* Aim of the exercise:
List each line of the data in which the string "moyenne" appears.

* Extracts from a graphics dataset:
-*-
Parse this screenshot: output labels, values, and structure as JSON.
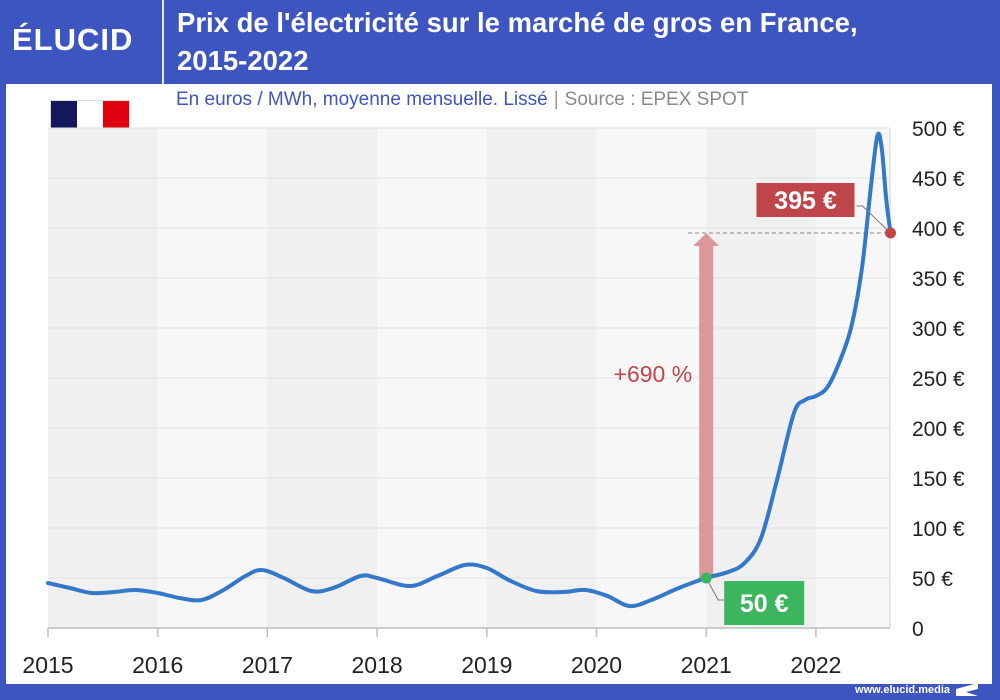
{
  "header": {
    "logo": "ÉLUCID",
    "title_line1": "Prix de l'électricité sur le marché de gros en France,",
    "title_line2": "2015-2022"
  },
  "subtitle": {
    "unit": "En euros / MWh, moyenne mensuelle. Lissé",
    "separator": "|",
    "source": "Source : EPEX SPOT"
  },
  "flag": {
    "colors": [
      "#14185a",
      "#ffffff",
      "#e1000f"
    ]
  },
  "footer": {
    "url": "www.elucid.media"
  },
  "colors": {
    "brand": "#3d55c0",
    "line": "#3479c9",
    "red": "#c0454a",
    "green": "#3bb55e",
    "arrow": "#dc9799"
  },
  "chart_data": {
    "type": "line",
    "title": "Prix de l'électricité sur le marché de gros en France, 2015-2022",
    "subtitle": "En euros / MWh, moyenne mensuelle. Lissé | Source : EPEX SPOT",
    "xlabel": "",
    "ylabel": "€/MWh",
    "xlim": [
      2015,
      2022.68
    ],
    "ylim": [
      0,
      500
    ],
    "grid": true,
    "x_ticks": [
      "2015",
      "2016",
      "2017",
      "2018",
      "2019",
      "2020",
      "2021",
      "2022"
    ],
    "y_ticks": [
      "0",
      "50 €",
      "100 €",
      "150 €",
      "200 €",
      "250 €",
      "300 €",
      "350 €",
      "400 €",
      "450 €",
      "500 €"
    ],
    "y_tick_values": [
      0,
      50,
      100,
      150,
      200,
      250,
      300,
      350,
      400,
      450,
      500
    ],
    "series": [
      {
        "name": "Prix de gros (€/MWh)",
        "x": [
          2015.0,
          2015.2,
          2015.4,
          2015.6,
          2015.8,
          2016.0,
          2016.2,
          2016.4,
          2016.6,
          2016.8,
          2016.95,
          2017.15,
          2017.4,
          2017.6,
          2017.85,
          2018.0,
          2018.3,
          2018.55,
          2018.8,
          2019.0,
          2019.2,
          2019.45,
          2019.7,
          2019.9,
          2020.1,
          2020.3,
          2020.5,
          2020.75,
          2021.0,
          2021.2,
          2021.35,
          2021.5,
          2021.65,
          2021.8,
          2021.9,
          2022.0,
          2022.1,
          2022.2,
          2022.32,
          2022.42,
          2022.5,
          2022.56,
          2022.6,
          2022.64,
          2022.68
        ],
        "values": [
          45,
          40,
          35,
          36,
          38,
          35,
          30,
          28,
          38,
          52,
          58,
          50,
          37,
          40,
          52,
          50,
          42,
          52,
          63,
          60,
          48,
          37,
          36,
          38,
          32,
          22,
          28,
          40,
          50,
          56,
          65,
          90,
          150,
          215,
          228,
          232,
          240,
          262,
          300,
          360,
          440,
          492,
          480,
          430,
          395
        ]
      }
    ],
    "annotations": [
      {
        "label": "50 €",
        "x": 2021.0,
        "y": 50,
        "color": "green"
      },
      {
        "label": "395 €",
        "x": 2022.68,
        "y": 395,
        "color": "red"
      },
      {
        "label": "+690 %",
        "type": "arrow",
        "from": 50,
        "to": 395,
        "x": 2021.0
      }
    ]
  }
}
-*-
* Answer to the task:
    "unit": "En euros / MWh, moyenne mensuelle. Lissé",
    "subtitle": "En euros / MWh, moyenne mensuelle. Lissé | Source : EPEX SPOT",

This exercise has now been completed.